● **WORK INSTRUCTIONS**:
In the entries below, find every line with the string "einer" and copy it.

● **Dataset rows for document pages**:
((
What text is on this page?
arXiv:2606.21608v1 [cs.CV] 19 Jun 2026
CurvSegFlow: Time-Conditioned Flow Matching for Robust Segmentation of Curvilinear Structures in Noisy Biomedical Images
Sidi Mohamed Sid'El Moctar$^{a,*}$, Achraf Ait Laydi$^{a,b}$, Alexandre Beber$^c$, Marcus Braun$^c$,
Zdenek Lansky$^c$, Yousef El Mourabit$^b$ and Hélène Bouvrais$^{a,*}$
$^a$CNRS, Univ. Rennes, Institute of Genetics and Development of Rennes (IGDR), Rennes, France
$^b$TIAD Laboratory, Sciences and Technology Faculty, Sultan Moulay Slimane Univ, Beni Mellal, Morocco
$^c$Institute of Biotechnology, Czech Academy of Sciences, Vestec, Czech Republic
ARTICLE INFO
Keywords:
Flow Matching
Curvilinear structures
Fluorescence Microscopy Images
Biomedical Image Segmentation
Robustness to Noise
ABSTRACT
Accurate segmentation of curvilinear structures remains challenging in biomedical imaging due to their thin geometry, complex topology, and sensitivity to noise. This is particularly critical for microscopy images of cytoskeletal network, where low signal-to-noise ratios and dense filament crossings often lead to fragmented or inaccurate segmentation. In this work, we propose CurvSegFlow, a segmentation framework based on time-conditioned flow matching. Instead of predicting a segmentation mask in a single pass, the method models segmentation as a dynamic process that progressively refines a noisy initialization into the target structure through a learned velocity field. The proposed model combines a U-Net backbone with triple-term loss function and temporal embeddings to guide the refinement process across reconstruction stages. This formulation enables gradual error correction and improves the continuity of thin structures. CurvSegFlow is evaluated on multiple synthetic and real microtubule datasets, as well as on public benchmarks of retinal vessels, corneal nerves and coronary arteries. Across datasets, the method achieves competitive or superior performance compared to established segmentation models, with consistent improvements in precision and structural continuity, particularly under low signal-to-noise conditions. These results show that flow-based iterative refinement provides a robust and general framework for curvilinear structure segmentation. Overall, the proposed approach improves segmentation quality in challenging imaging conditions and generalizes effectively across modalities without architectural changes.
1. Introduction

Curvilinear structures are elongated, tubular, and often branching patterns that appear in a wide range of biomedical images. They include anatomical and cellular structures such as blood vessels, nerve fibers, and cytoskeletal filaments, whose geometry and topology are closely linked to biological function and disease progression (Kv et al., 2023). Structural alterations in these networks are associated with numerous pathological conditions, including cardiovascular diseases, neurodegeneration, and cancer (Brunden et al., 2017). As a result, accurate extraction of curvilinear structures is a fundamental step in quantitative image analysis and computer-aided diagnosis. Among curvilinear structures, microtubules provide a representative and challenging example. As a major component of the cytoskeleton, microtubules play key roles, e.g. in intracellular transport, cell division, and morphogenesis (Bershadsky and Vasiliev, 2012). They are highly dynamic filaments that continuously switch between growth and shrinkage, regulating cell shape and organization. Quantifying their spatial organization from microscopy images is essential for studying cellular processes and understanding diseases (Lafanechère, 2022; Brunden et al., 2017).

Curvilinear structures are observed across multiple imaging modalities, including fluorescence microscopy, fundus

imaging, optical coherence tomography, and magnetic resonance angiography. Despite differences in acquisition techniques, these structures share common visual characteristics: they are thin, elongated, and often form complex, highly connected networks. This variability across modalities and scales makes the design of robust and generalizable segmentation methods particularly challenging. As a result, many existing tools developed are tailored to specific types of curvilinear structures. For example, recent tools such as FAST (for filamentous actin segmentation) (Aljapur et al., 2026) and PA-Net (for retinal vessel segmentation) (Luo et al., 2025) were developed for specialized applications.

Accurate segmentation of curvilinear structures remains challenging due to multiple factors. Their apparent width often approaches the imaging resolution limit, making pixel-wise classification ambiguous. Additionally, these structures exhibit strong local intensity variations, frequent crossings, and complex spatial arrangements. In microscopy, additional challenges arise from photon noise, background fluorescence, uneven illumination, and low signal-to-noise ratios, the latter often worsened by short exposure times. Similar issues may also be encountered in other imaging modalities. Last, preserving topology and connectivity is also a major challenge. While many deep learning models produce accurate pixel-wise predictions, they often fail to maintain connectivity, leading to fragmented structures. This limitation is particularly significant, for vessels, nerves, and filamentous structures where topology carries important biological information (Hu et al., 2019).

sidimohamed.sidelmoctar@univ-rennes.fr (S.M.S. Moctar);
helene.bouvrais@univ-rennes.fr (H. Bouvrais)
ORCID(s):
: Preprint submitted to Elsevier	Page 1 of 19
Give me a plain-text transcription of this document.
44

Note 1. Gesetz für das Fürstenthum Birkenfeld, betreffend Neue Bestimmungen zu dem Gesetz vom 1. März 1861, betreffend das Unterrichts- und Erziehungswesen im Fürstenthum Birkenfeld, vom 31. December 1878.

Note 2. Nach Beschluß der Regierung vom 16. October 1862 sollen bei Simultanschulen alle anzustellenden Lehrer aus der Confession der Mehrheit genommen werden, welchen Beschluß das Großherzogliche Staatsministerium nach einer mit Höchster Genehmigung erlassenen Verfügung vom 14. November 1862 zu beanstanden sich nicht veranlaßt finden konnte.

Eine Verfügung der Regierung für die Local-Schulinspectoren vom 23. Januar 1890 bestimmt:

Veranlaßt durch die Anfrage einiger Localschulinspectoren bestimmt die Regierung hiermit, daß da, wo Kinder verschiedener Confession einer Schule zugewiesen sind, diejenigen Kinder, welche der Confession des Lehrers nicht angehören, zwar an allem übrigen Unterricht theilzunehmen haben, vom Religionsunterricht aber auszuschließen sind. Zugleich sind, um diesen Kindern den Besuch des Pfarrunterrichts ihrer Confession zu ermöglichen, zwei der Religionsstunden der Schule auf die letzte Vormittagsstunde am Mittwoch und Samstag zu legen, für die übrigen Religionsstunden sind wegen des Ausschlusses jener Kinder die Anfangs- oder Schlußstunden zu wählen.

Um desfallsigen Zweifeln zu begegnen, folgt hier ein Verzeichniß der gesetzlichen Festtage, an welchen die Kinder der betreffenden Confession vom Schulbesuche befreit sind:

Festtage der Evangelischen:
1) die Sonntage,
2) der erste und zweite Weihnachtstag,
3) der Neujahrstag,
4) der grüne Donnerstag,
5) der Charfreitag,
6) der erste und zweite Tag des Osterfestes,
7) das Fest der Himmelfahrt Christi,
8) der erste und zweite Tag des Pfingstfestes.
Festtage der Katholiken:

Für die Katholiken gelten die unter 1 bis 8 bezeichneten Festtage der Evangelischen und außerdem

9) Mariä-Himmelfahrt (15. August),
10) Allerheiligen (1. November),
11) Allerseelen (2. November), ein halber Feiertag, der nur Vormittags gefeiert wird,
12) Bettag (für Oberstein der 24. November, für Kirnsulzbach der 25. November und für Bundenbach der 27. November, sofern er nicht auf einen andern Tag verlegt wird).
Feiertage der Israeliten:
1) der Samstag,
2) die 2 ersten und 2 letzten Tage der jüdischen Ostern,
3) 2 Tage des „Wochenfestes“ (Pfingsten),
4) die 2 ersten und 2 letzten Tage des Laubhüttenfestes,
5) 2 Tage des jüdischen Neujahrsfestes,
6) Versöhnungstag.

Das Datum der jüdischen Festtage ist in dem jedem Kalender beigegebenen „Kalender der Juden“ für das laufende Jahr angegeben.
))
● **WRITTEN ANSWER**:
Note 2. Nach Beschluß der Regierung vom 16. October 1862 sollen bei Simultanschulen alle anzustellenden Lehrer aus der Confession der Mehrheit genommen werden, welchen Beschluß das Großherzogliche Staatsministerium nach einer mit Höchster Genehmigung erlassenen Verfügung vom 14. November 1862 zu beanstanden sich nicht veranlaßt finden konnte.
Veranlaßt durch die Anfrage einiger Localschulinspectoren bestimmt die Regierung hiermit, daß da, wo Kinder verschiedener Confession einer Schule zugewiesen sind, diejenigen Kinder, welche der Confession des Lehrers nicht angehören, zwar an allem übrigen Unterricht theilzunehmen haben, vom Religionsunterricht aber auszuschließen sind. Zugleich sind, um diesen Kindern den Besuch des Pfarrunterrichts ihrer Confession zu ermöglichen, zwei der Religionsstunden der Schule auf die letzte Vormittagsstunde am Mittwoch und Samstag zu legen, für die übrigen Religionsstunden sind wegen des Ausschlusses jener Kinder die Anfangs- oder Schlußstunden zu wählen.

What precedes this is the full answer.